### AIM OF THE EXERCISE
Determine how many lines in these records hold "name". Only the number is wanted.

── THE DATA

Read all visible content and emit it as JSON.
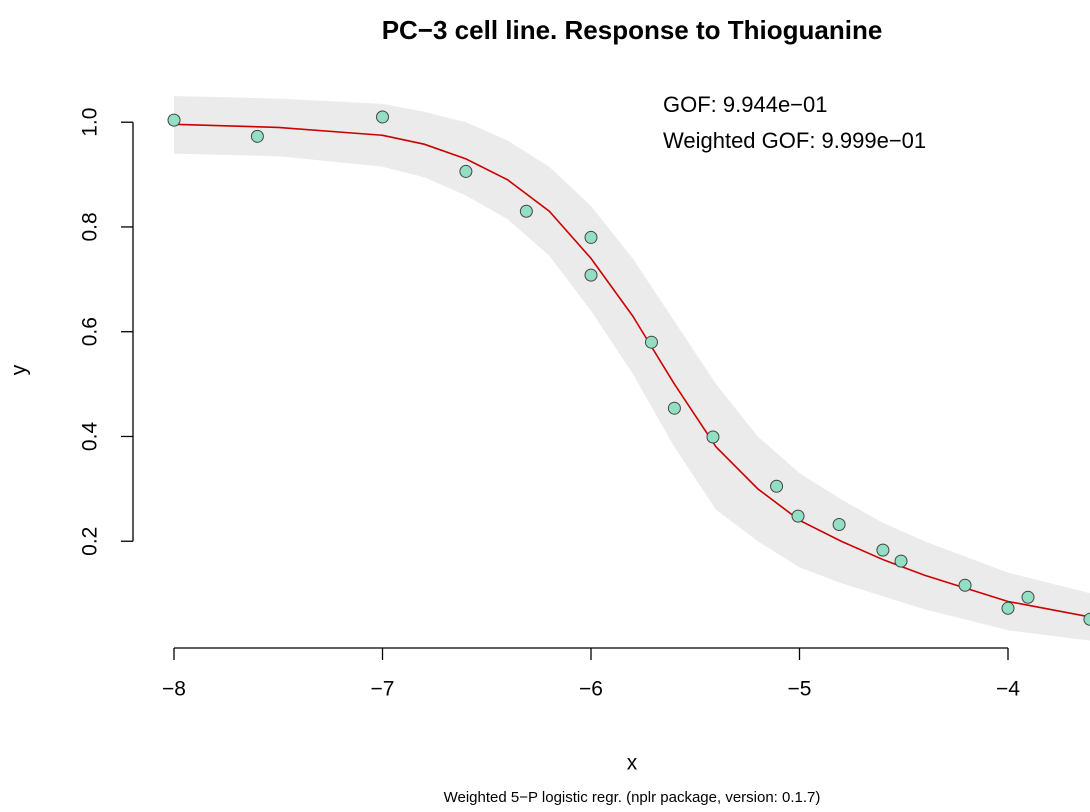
{
  "chart_data": {
    "type": "scatter",
    "title": "PC−3 cell line. Response to Thioguanine",
    "subtitle": "Weighted 5−P logistic regr. (nplr package, version: 0.1.7)",
    "x_label": "x",
    "y_label": "y",
    "annotations": [
      "GOF: 9.944e−01",
      "Weighted GOF: 9.999e−01"
    ],
    "xlim": [
      -8,
      -3.6
    ],
    "ylim": [
      0,
      1.05
    ],
    "xticks": [
      {
        "value": -8,
        "label": "−8"
      },
      {
        "value": -7,
        "label": "−7"
      },
      {
        "value": -6,
        "label": "−6"
      },
      {
        "value": -5,
        "label": "−5"
      },
      {
        "value": -4,
        "label": "−4"
      }
    ],
    "yticks": [
      0.2,
      0.4,
      0.6,
      0.8,
      {
        "value": 1.0,
        "label": "1.0"
      }
    ],
    "series": [
      {
        "color": "#93dfc4",
        "x": [
          -8,
          -7.6,
          -7.0,
          -6.6,
          -6.31,
          -6.0,
          -6.0,
          -5.71,
          -5.6,
          -5.415,
          -5.11,
          -5.007,
          -4.81,
          -4.6,
          -4.513,
          -4.206,
          -4.0,
          -3.904,
          -3.607
        ],
        "values": [
          1.004,
          0.973,
          1.01,
          0.906,
          0.83,
          0.78,
          0.708,
          0.58,
          0.454,
          0.399,
          0.305,
          0.248,
          0.232,
          0.183,
          0.162,
          0.116,
          0.072,
          0.093,
          0.051
        ]
      }
    ],
    "fit": {
      "color": "#cc0000",
      "x": [
        -8,
        -7.5,
        -7,
        -6.8,
        -6.6,
        -6.4,
        -6.2,
        -6,
        -5.8,
        -5.6,
        -5.4,
        -5.2,
        -5,
        -4.8,
        -4.6,
        -4.4,
        -4.2,
        -4,
        -3.8,
        -3.6
      ],
      "values": [
        0.996,
        0.99,
        0.975,
        0.958,
        0.93,
        0.89,
        0.83,
        0.74,
        0.63,
        0.5,
        0.38,
        0.3,
        0.24,
        0.2,
        0.165,
        0.135,
        0.11,
        0.085,
        0.07,
        0.055
      ],
      "band_color": "#ebebeb",
      "band_upper": [
        1.05,
        1.045,
        1.035,
        1.02,
        1.0,
        0.965,
        0.915,
        0.84,
        0.74,
        0.62,
        0.5,
        0.4,
        0.33,
        0.28,
        0.235,
        0.2,
        0.17,
        0.14,
        0.12,
        0.1
      ],
      "band_lower": [
        0.94,
        0.935,
        0.915,
        0.895,
        0.86,
        0.815,
        0.745,
        0.64,
        0.52,
        0.38,
        0.26,
        0.2,
        0.15,
        0.12,
        0.095,
        0.07,
        0.05,
        0.03,
        0.02,
        0.01
      ]
    }
  }
}
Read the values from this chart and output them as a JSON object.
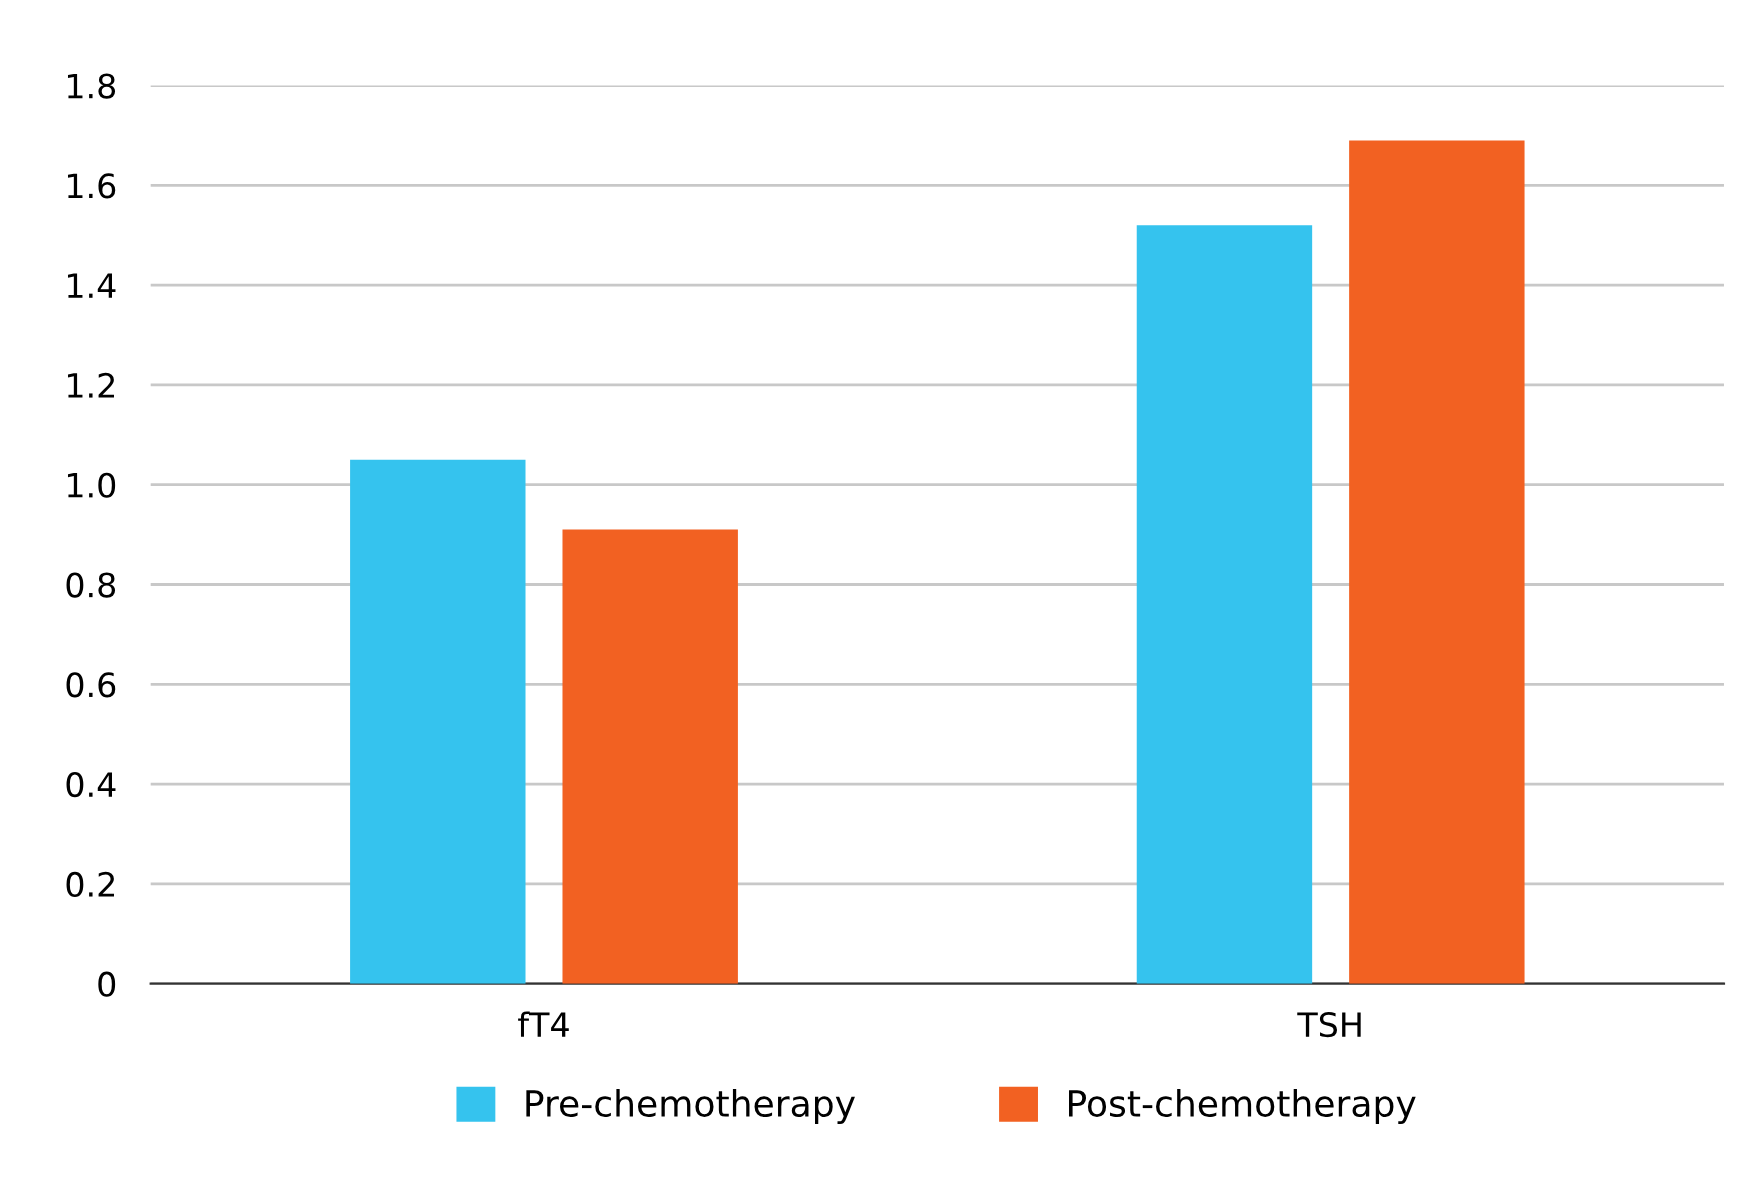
{
  "chart_data": {
    "type": "bar",
    "categories": [
      "fT4",
      "TSH"
    ],
    "series": [
      {
        "name": "Pre-chemotherapy",
        "color": "#35c3ee",
        "values": [
          1.05,
          1.52
        ]
      },
      {
        "name": "Post-chemotherapy",
        "color": "#f26122",
        "values": [
          0.91,
          1.69
        ]
      }
    ],
    "ylim": [
      0,
      1.8
    ],
    "yticks": [
      {
        "value": 0,
        "label": "0"
      },
      {
        "value": 0.2,
        "label": "0.2"
      },
      {
        "value": 0.4,
        "label": "0.4"
      },
      {
        "value": 0.6,
        "label": "0.6"
      },
      {
        "value": 0.8,
        "label": "0.8"
      },
      {
        "value": 1.0,
        "label": "1.0"
      },
      {
        "value": 1.2,
        "label": "1.2"
      },
      {
        "value": 1.4,
        "label": "1.4"
      },
      {
        "value": 1.6,
        "label": "1.6"
      },
      {
        "value": 1.8,
        "label": "1.8"
      }
    ],
    "grid": "y",
    "legend": "bottom"
  }
}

────

### THE COMPLETED TASK
2